> **WHAT IS EXPECTED**: Without the images, output each record below as it stands.

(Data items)
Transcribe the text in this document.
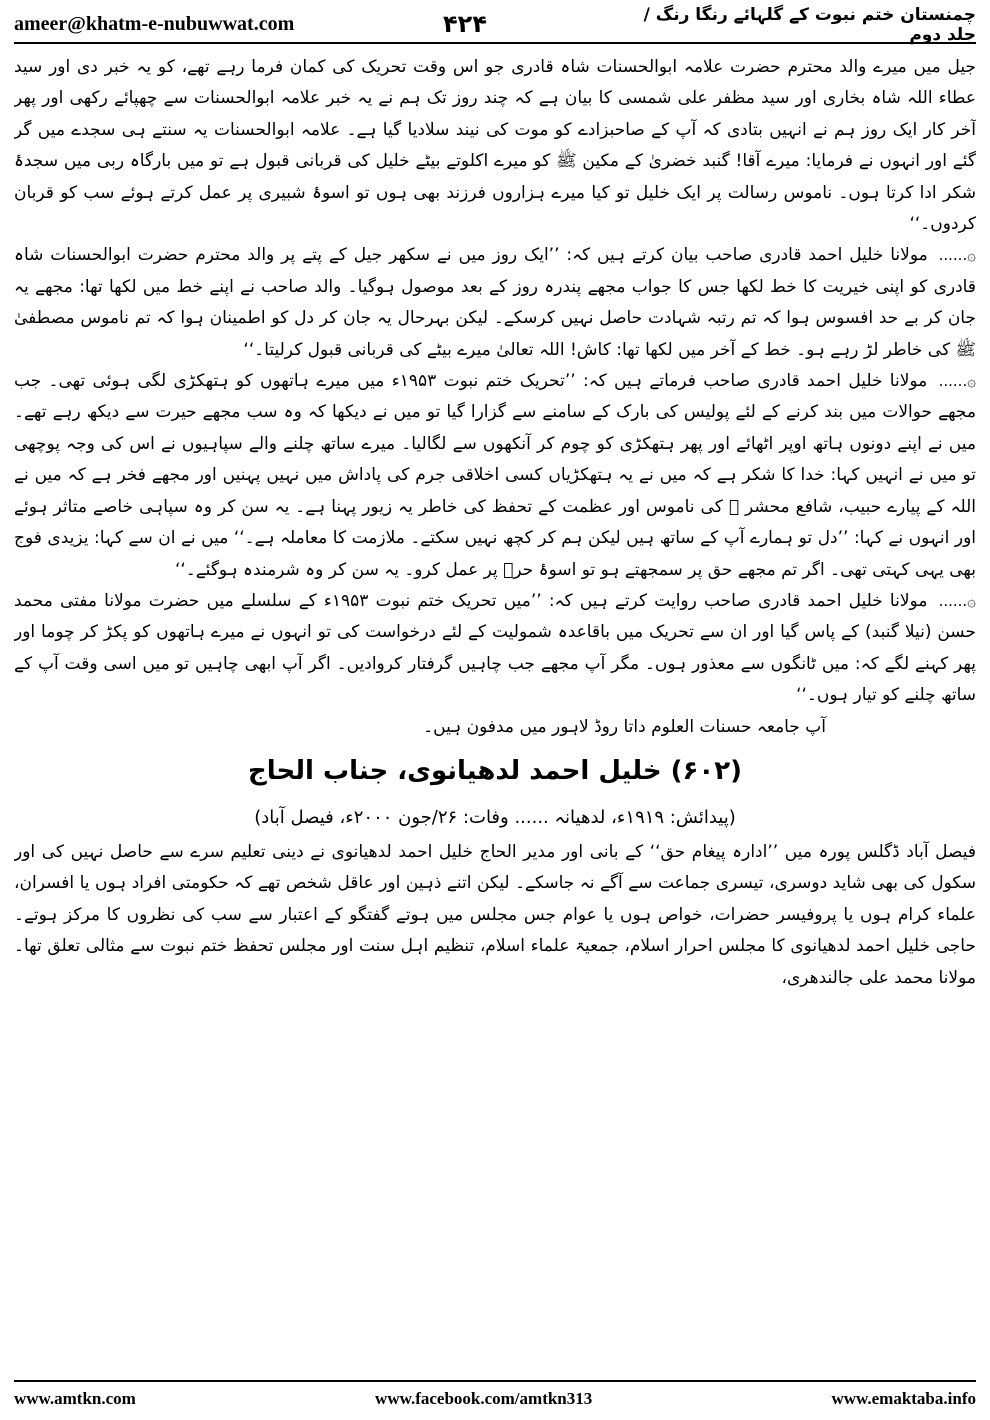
ameer@khatm-e-nubuwwat.com	۴۲۴	چمنستان ختم نبوت کے گلہائے رنگا رنگ / جلد دوم

جیل میں میرے والد محترم حضرت علامہ ابوالحسنات شاہ قادری جو اس وقت تحریک کی کمان فرما رہے تھے، کو یہ خبر دی اور سید عطاء اللہ شاہ بخاری اور سید مظفر علی شمسی کا بیان ہے کہ چند روز تک ہم نے یہ خبر علامہ ابوالحسنات سے چھپائے رکھی اور پھر آخر کار ایک روز ہم نے انہیں بتادی کہ آپ کے صاحبزادے کو موت کی نیند سلادیا گیا ہے۔ علامہ ابوالحسنات یہ سنتے ہی سجدے میں گر گئے اور انہوں نے فرمایا: میرے آقا! گنبد خضریٰ کے مکین ﷺ کو میرے اکلوتے بیٹے خلیل کی قربانی قبول ہے تو میں بارگاہ ربی میں سجدۂ شکر ادا کرتا ہوں۔ ناموس رسالت پر ایک خلیل تو کیا میرے ہزاروں فرزند بھی ہوں تو اسوۂ شبیری پر عمل کرتے ہوئے سب کو قربان کردوں۔‘‘

۞...... مولانا خلیل احمد قادری صاحب بیان کرتے ہیں کہ: ’’ایک روز میں نے سکھر جیل کے پتے پر والد محترم حضرت ابوالحسنات شاہ قادری کو اپنی خیریت کا خط لکھا جس کا جواب مجھے پندرہ روز کے بعد موصول ہوگیا۔ والد صاحب نے اپنے خط میں لکھا تھا: مجھے یہ جان کر بے حد افسوس ہوا کہ تم رتبہ شہادت حاصل نہیں کرسکے۔ لیکن بہرحال یہ جان کر دل کو اطمینان ہوا کہ تم ناموس مصطفیٰ ﷺ کی خاطر لڑ رہے ہو۔ خط کے آخر میں لکھا تھا: کاش! اللہ تعالیٰ میرے بیٹے کی قربانی قبول کرلیتا۔‘‘

۞...... مولانا خلیل احمد قادری صاحب فرماتے ہیں کہ: ’’تحریک ختم نبوت ۱۹۵۳ء میں میرے ہاتھوں کو ہتھکڑی لگی ہوئی تھی۔ جب مجھے حوالات میں بند کرنے کے لئے پولیس کی بارک کے سامنے سے گزارا گیا تو میں نے دیکھا کہ وہ سب مجھے حیرت سے دیکھ رہے تھے۔ میں نے اپنے دونوں ہاتھ اوپر اٹھائے اور پھر ہتھکڑی کو چوم کر آنکھوں سے لگالیا۔ میرے ساتھ چلنے والے سپاہیوں نے اس کی وجہ پوچھی تو میں نے انہیں کہا: خدا کا شکر ہے کہ میں نے یہ ہتھکڑیاں کسی اخلاقی جرم کی پاداش میں نہیں پہنیں اور مجھے فخر ہے کہ میں نے اللہ کے پیارے حبیب، شافع محشر ﷺ کی ناموس اور عظمت کے تحفظ کی خاطر یہ زیور پہنا ہے۔ یہ سن کر وہ سپاہی خاصے متاثر ہوئے اور انہوں نے کہا: ’’دل تو ہمارے آپ کے ساتھ ہیں لیکن ہم کر کچھ نہیں سکتے۔ ملازمت کا معاملہ ہے۔‘‘ میں نے ان سے کہا: یزیدی فوج بھی یہی کہتی تھی۔ اگر تم مجھے حق پر سمجھتے ہو تو اسوۂ حرؓ پر عمل کرو۔ یہ سن کر وہ شرمندہ ہوگئے۔‘‘

۞...... مولانا خلیل احمد قادری صاحب روایت کرتے ہیں کہ: ’’میں تحریک ختم نبوت ۱۹۵۳ء کے سلسلے میں حضرت مولانا مفتی محمد حسن (نیلا گنبد) کے پاس گیا اور ان سے تحریک میں باقاعدہ شمولیت کے لئے درخواست کی تو انہوں نے میرے ہاتھوں کو پکڑ کر چوما اور پھر کہنے لگے کہ: میں ٹانگوں سے معذور ہوں۔ مگر آپ مجھے جب چاہیں گرفتار کروادیں۔ اگر آپ ابھی چاہیں تو میں اسی وقت آپ کے ساتھ چلنے کو تیار ہوں۔‘‘

آپ جامعہ حسنات العلوم داتا روڈ لاہور میں مدفون ہیں۔

(۶۰۲) خلیل احمد لدھیانوی، جناب الحاج

(پیدائش: ۱۹۱۹ء، لدھیانہ ...... وفات: ۲۶/جون ۲۰۰۰ء، فیصل آباد)

فیصل آباد ڈگلس پورہ میں ’’ادارہ پیغام حق‘‘ کے بانی اور مدیر الحاج خلیل احمد لدھیانوی نے دینی تعلیم سرے سے حاصل نہیں کی اور سکول کی بھی شاید دوسری، تیسری جماعت سے آگے نہ جاسکے۔ لیکن اتنے ذہین اور عاقل شخص تھے کہ حکومتی افراد ہوں یا افسران، علماء کرام ہوں یا پروفیسر حضرات، خواص ہوں یا عوام جس مجلس میں ہوتے گفتگو کے اعتبار سے سب کی نظروں کا مرکز ہوتے۔ حاجی خلیل احمد لدھیانوی کا مجلس احرار اسلام، جمعیۃ علماء اسلام، تنظیم اہل سنت اور مجلس تحفظ ختم نبوت سے مثالی تعلق تھا۔ مولانا محمد علی جالندھری،

www.amtkn.com	www.facebook.com/amtkn313	www.emaktaba.info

> **COMPLETED TASK**:
Transcribe the text in this document.
ameer@khatm-e-nubuwwat.com	۴۲۴	چمنستان ختم نبوت کے گلہائے رنگا رنگ / جلد دوم

جیل میں میرے والد محترم حضرت علامہ ابوالحسنات شاہ قادری جو اس وقت تحریک کی کمان فرما رہے تھے، کو یہ خبر دی اور سید عطاء اللہ شاہ بخاری اور سید مظفر علی شمسی کا بیان ہے کہ چند روز تک ہم نے یہ خبر علامہ ابوالحسنات سے چھپائے رکھی اور پھر آخر کار ایک روز ہم نے انہیں بتادی کہ آپ کے صاحبزادے کو موت کی نیند سلادیا گیا ہے۔ علامہ ابوالحسنات یہ سنتے ہی سجدے میں گر گئے اور انہوں نے فرمایا: میرے آقا! گنبد خضریٰ کے مکین ﷺ کو میرے اکلوتے بیٹے خلیل کی قربانی قبول ہے تو میں بارگاہ ربی میں سجدۂ شکر ادا کرتا ہوں۔ ناموس رسالت پر ایک خلیل تو کیا میرے ہزاروں فرزند بھی ہوں تو اسوۂ شبیری پر عمل کرتے ہوئے سب کو قربان کردوں۔‘‘

۞...... مولانا خلیل احمد قادری صاحب بیان کرتے ہیں کہ: ’’ایک روز میں نے سکھر جیل کے پتے پر والد محترم حضرت ابوالحسنات شاہ قادری کو اپنی خیریت کا خط لکھا جس کا جواب مجھے پندرہ روز کے بعد موصول ہوگیا۔ والد صاحب نے اپنے خط میں لکھا تھا: مجھے یہ جان کر بے حد افسوس ہوا کہ تم رتبہ شہادت حاصل نہیں کرسکے۔ لیکن بہرحال یہ جان کر دل کو اطمینان ہوا کہ تم ناموس مصطفیٰ ﷺ کی خاطر لڑ رہے ہو۔ خط کے آخر میں لکھا تھا: کاش! اللہ تعالیٰ میرے بیٹے کی قربانی قبول کرلیتا۔‘‘

۞...... مولانا خلیل احمد قادری صاحب فرماتے ہیں کہ: ’’تحریک ختم نبوت ۱۹۵۳ء میں میرے ہاتھوں کو ہتھکڑی لگی ہوئی تھی۔ جب مجھے حوالات میں بند کرنے کے لئے پولیس کی بارک کے سامنے سے گزارا گیا تو میں نے دیکھا کہ وہ سب مجھے حیرت سے دیکھ رہے تھے۔ میں نے اپنے دونوں ہاتھ اوپر اٹھائے اور پھر ہتھکڑی کو چوم کر آنکھوں سے لگالیا۔ میرے ساتھ چلنے والے سپاہیوں نے اس کی وجہ پوچھی تو میں نے انہیں کہا: خدا کا شکر ہے کہ میں نے یہ ہتھکڑیاں کسی اخلاقی جرم کی پاداش میں نہیں پہنیں اور مجھے فخر ہے کہ میں نے اللہ کے پیارے حبیب، شافع محشر ﷺ کی ناموس اور عظمت کے تحفظ کی خاطر یہ زیور پہنا ہے۔ یہ سن کر وہ سپاہی خاصے متاثر ہوئے اور انہوں نے کہا: ’’دل تو ہمارے آپ کے ساتھ ہیں لیکن ہم کر کچھ نہیں سکتے۔ ملازمت کا معاملہ ہے۔‘‘ میں نے ان سے کہا: یزیدی فوج بھی یہی کہتی تھی۔ اگر تم مجھے حق پر سمجھتے ہو تو اسوۂ حرؓ پر عمل کرو۔ یہ سن کر وہ شرمندہ ہوگئے۔‘‘

۞...... مولانا خلیل احمد قادری صاحب روایت کرتے ہیں کہ: ’’میں تحریک ختم نبوت ۱۹۵۳ء کے سلسلے میں حضرت مولانا مفتی محمد حسن (نیلا گنبد) کے پاس گیا اور ان سے تحریک میں باقاعدہ شمولیت کے لئے درخواست کی تو انہوں نے میرے ہاتھوں کو پکڑ کر چوما اور پھر کہنے لگے کہ: میں ٹانگوں سے معذور ہوں۔ مگر آپ مجھے جب چاہیں گرفتار کروادیں۔ اگر آپ ابھی چاہیں تو میں اسی وقت آپ کے ساتھ چلنے کو تیار ہوں۔‘‘

آپ جامعہ حسنات العلوم داتا روڈ لاہور میں مدفون ہیں۔

(۶۰۲) خلیل احمد لدھیانوی، جناب الحاج

(پیدائش: ۱۹۱۹ء، لدھیانہ ...... وفات: ۲۶/جون ۲۰۰۰ء، فیصل آباد)

فیصل آباد ڈگلس پورہ میں ’’ادارہ پیغام حق‘‘ کے بانی اور مدیر الحاج خلیل احمد لدھیانوی نے دینی تعلیم سرے سے حاصل نہیں کی اور سکول کی بھی شاید دوسری، تیسری جماعت سے آگے نہ جاسکے۔ لیکن اتنے ذہین اور عاقل شخص تھے کہ حکومتی افراد ہوں یا افسران، علماء کرام ہوں یا پروفیسر حضرات، خواص ہوں یا عوام جس مجلس میں ہوتے گفتگو کے اعتبار سے سب کی نظروں کا مرکز ہوتے۔ حاجی خلیل احمد لدھیانوی کا مجلس احرار اسلام، جمعیۃ علماء اسلام، تنظیم اہل سنت اور مجلس تحفظ ختم نبوت سے مثالی تعلق تھا۔ مولانا محمد علی جالندھری،

www.amtkn.com	www.facebook.com/amtkn313	www.emaktaba.info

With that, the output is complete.